Goal –
Each line holding the word "marker" counts once; give the total and nothing more.
□ □ □
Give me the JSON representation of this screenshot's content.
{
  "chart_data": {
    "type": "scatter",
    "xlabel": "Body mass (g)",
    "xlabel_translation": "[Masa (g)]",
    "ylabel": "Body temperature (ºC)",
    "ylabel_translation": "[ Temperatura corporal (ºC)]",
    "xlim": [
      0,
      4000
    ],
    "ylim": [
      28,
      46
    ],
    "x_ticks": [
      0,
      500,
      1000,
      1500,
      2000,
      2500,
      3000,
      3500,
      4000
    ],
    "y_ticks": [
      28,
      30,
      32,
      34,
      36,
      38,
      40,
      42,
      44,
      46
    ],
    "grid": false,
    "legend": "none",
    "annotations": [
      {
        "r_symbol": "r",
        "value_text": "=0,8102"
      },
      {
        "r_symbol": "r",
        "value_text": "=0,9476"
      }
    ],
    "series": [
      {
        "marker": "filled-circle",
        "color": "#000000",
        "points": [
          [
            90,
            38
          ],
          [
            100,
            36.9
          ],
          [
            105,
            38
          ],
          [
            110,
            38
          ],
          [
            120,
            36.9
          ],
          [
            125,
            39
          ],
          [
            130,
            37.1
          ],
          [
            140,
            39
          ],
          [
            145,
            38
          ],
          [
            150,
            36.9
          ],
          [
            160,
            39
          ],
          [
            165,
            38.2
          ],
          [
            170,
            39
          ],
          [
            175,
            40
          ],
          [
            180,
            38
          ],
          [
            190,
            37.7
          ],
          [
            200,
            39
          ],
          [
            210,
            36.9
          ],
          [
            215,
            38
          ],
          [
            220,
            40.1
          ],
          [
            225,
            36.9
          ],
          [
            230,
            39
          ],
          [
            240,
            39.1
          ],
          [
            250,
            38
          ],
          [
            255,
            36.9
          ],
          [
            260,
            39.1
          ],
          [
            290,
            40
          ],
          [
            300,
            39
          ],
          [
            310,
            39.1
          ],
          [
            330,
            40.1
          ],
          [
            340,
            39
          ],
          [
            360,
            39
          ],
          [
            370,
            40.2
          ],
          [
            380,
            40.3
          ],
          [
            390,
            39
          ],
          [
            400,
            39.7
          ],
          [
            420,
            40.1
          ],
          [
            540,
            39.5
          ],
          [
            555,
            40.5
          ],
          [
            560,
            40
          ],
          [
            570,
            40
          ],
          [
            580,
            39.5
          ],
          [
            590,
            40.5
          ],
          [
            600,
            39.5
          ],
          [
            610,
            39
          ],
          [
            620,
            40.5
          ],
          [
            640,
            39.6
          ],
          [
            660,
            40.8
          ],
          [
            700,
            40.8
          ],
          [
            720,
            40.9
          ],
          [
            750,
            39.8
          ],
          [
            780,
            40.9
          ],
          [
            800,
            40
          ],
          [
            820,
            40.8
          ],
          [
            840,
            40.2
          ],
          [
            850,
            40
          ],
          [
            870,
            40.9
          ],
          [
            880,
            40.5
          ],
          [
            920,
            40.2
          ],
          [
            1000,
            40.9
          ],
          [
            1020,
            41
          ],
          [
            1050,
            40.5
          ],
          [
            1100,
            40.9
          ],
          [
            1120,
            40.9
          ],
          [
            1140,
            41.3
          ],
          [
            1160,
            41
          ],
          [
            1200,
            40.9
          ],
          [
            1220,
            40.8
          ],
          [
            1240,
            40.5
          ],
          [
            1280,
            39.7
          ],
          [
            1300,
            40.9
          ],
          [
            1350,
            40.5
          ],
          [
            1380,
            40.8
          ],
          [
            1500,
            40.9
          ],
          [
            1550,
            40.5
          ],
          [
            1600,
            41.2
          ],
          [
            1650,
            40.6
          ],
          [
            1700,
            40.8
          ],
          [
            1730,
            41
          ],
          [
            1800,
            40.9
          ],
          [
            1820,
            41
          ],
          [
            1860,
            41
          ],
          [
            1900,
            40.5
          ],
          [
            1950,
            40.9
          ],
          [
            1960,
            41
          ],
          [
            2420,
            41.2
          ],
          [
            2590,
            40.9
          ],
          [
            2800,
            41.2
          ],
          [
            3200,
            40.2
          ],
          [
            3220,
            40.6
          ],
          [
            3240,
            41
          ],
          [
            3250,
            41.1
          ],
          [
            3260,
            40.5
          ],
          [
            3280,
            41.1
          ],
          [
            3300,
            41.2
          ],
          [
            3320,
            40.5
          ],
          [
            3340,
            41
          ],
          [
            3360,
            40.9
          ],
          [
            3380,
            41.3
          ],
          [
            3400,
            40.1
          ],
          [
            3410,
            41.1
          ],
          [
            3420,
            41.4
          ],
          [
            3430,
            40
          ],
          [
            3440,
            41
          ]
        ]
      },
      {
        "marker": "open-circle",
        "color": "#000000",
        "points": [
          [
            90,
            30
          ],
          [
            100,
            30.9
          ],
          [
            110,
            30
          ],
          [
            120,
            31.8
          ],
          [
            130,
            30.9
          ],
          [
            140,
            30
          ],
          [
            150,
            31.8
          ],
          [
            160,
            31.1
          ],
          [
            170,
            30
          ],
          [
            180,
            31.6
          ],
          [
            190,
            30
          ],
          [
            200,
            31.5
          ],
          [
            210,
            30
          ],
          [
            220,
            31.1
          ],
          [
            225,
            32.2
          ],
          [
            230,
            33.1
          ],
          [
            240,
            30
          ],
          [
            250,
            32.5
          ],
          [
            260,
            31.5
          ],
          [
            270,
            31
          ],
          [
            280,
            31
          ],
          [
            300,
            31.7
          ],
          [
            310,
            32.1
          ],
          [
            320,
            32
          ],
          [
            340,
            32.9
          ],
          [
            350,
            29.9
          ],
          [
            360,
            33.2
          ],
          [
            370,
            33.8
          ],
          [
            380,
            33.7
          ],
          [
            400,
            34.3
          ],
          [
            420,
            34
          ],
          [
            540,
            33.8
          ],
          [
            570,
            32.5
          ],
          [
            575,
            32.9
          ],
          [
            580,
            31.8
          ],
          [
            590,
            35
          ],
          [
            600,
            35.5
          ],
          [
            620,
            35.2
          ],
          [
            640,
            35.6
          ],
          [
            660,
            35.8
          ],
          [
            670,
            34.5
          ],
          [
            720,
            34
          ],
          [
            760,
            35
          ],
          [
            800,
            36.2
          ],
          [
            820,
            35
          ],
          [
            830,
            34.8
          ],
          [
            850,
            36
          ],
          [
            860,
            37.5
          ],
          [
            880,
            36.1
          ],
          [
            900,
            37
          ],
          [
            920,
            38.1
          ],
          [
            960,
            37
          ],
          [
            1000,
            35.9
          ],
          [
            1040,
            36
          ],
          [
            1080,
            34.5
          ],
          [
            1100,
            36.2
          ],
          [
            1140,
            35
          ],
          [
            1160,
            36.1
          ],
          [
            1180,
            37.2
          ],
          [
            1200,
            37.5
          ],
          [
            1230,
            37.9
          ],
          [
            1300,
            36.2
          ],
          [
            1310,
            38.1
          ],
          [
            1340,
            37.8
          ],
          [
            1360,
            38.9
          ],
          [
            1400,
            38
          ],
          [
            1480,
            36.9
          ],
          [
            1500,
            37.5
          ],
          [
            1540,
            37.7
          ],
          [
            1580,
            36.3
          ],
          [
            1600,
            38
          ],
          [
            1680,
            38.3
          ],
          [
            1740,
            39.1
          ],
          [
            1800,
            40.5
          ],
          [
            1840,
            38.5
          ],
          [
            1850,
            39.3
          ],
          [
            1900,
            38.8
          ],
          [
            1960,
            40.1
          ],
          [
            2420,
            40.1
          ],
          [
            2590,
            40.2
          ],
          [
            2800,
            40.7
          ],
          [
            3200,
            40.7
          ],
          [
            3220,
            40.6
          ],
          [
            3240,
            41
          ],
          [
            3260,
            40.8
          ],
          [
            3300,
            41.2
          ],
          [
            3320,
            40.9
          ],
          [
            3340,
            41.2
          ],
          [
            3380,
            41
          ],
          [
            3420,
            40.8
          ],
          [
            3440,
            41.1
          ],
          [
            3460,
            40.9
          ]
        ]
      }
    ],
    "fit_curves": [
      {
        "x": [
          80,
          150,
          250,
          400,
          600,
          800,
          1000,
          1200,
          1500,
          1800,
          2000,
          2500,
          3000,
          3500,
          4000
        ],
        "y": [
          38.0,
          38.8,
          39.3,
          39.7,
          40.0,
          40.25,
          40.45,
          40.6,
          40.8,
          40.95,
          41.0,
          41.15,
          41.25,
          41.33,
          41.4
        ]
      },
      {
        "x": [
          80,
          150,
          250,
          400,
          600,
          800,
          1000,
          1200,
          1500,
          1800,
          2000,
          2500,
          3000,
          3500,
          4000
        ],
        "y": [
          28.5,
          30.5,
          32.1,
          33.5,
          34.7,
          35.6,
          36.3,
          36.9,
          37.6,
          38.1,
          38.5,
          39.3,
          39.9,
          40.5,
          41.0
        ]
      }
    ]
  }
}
□ □ □
Result for this exercise –
2